***** Extract *****
# Imports

In [1]:
import os
import pprint
import tempfile
from typing import Dict, Text

import numpy as np
import tensorflow as tf
import tensorflow_datasets as tfds

import pandas as pd
import sampling

import tensorflow_recommenders as tfrs

import pickle

import datetime

from tensorflow.keras.layers import Flatten   
from tensorflow.keras.layers import Dense     

import TensorflowRichFeatures as tfrs_rich

# from google.colab import drive
# drive.mount('/content/drive')

# Constants

## Load:

In [None]:
RATINGS_BASE = "./drive/MyDrive/Colab Notebooks/Recipes_new/Data/base/ratings_base.parquet"
RECIPES_BASE = "./drive/MyDrive/Colab Notebooks/Recipes_new/Data/base/recipes_base.parquet"
*****
§ **Exercise tasks**:
1. Decide whether each statement agrees with the notebook extract, answering yes or no and quoting the words that settle it: (a) Flatten and Dense are imported from tensorflow.keras.layers; (b) the Google Drive mount runs when the cell is executed; (c) RATINGS_BASE points to a CSV file.
2. Pick up the notebook extract after its final line and write the next few lines of code.
***** Listing *****
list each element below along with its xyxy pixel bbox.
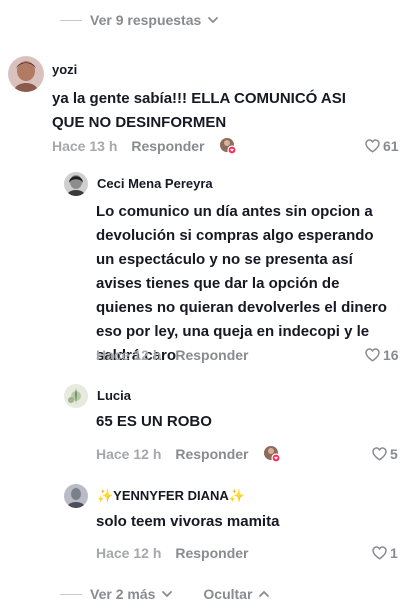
comment-text: 65 ES UN ROBO [96,413,212,430]
view-more-button[interactable]: Ver 2 más [90,586,173,602]
comment-username[interactable]: Lucia [97,388,131,403]
replies-footer: Ver 2 más Ocultar [60,583,270,605]
divider-line [60,19,82,21]
comment-text: ya la gente sabía!!! ELLA COMUNICÓ ASI Q… [52,90,346,131]
reply-button[interactable]: Responder [175,347,248,363]
chevron-up-icon [259,591,270,597]
creator-liked-badge [263,445,281,463]
comment-time: Hace 12 h [96,446,162,462]
comment-username[interactable]: Ceci Mena Pereyra [97,176,213,191]
heart-icon [372,447,387,461]
view-replies-toggle[interactable]: Ver 9 respuestas [60,9,219,31]
comment-meta: Hace 12 h Responder [96,444,281,464]
avatar[interactable] [8,56,44,92]
like-button[interactable]: 5 [372,444,398,464]
view-replies-label: Ver 9 respuestas [90,12,202,28]
like-count: 61 [383,138,399,154]
view-more-label: Ver 2 más [90,586,156,602]
divider-line [60,593,82,595]
reply-button[interactable]: Responder [175,446,248,462]
like-count: 5 [390,446,398,462]
comment-username[interactable]: yozi [52,62,77,77]
avatar[interactable] [64,384,88,408]
like-button[interactable]: 1 [372,543,398,563]
avatar[interactable] [64,484,88,508]
comment-time: Hace 13 h [52,138,118,154]
comment-meta: Hace 12 h Responder [96,543,249,563]
comment-time: Hace 12 h [96,545,162,561]
hide-label: Ocultar [203,586,253,602]
chevron-down-icon [208,17,219,23]
like-count: 1 [390,545,398,561]
like-button[interactable]: 16 [365,345,399,365]
chevron-down-icon [162,591,173,597]
hide-replies-button[interactable]: Ocultar [203,586,270,602]
heart-icon [365,348,380,362]
like-count: 16 [383,347,399,363]
like-button[interactable]: 61 [365,136,399,156]
heart-icon [372,546,387,560]
comment-text: Lo comunico un día antes sin opcion a de… [96,203,387,364]
avatar[interactable] [64,172,88,196]
comment-username[interactable]: ✨YENNYFER DIANA✨ [97,488,245,504]
comment-meta: Hace 13 h Responder [52,136,237,156]
heart-icon [365,139,380,153]
comment-text: solo teem vivoras mamita [96,513,280,530]
reply-button[interactable]: Responder [131,138,204,154]
creator-liked-badge [219,137,237,155]
comment-meta: Hace 12 h Responder [96,345,249,365]
reply-button[interactable]: Responder [175,545,248,561]
comment-time: Hace 12 h [96,347,162,363]
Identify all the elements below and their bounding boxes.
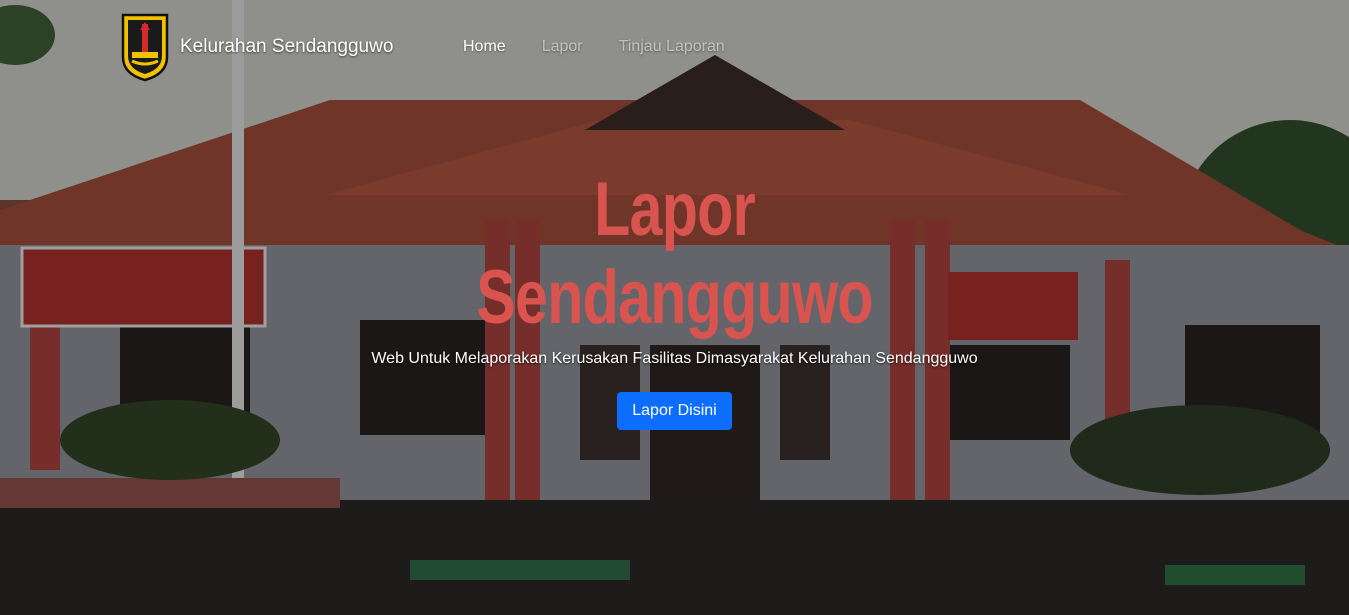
*****
§ **Results of the exercise**:
1.
(a) Yes: "from tensorflow.keras.layers import Flatten" and "from tensorflow.keras.layers import Dense".
(b) No: "# from google.colab import drive" and "# drive.mount('/content/drive')".
(c) No: "ratings_base.parquet".

2.
CONCAT_ING_CAT= "./drive/MyDrive/Colab Notebooks/Recipes_new/Data/samples/concatenated_ing_cat_df.obj"

# Load data

In [None]:
recipes_small = pd.read_parquet(RECIPES_BASE)
ratings_small = pd.read_parquet(RATINGS_BASE)

with open(CONCAT_ING_CAT, "rb") as input_file:
    concatenated_ing_cat_df = pickle.load(input_file)

## Ratings

In [None]:
ratings_sample = sampling.get_ratings_with_min_number_list(ratings_small, [20, 10])
ratings_sample.RecipeId = ratings_sample.RecipeId.apply(lambda x: int(x))
recipes_small.RecipeId = recipes_small.RecipeId.apply(lambda x: int(x))
recipe_ids_in_sample = list(set(ratings_sample.RecipeId))

## Recipes

In [None]:
recipes_subset = recipes_small[["RecipeId"]].merge(concatenated_ing_cat_df, on="RecipeId", how="inner")

In [None]:
recipes_subset["Ingredients_Category"] = recipes_subset["Concatenated"].map(lambda x: " ".join(x))
recipes_subset = recipes_subset[recipes_subset.RecipeId.isin(recipe_ids_in_sample)]

In [None]:
merged_dataset = ratings_sample.merge(recipes_subset, on="RecipeId", how="inner")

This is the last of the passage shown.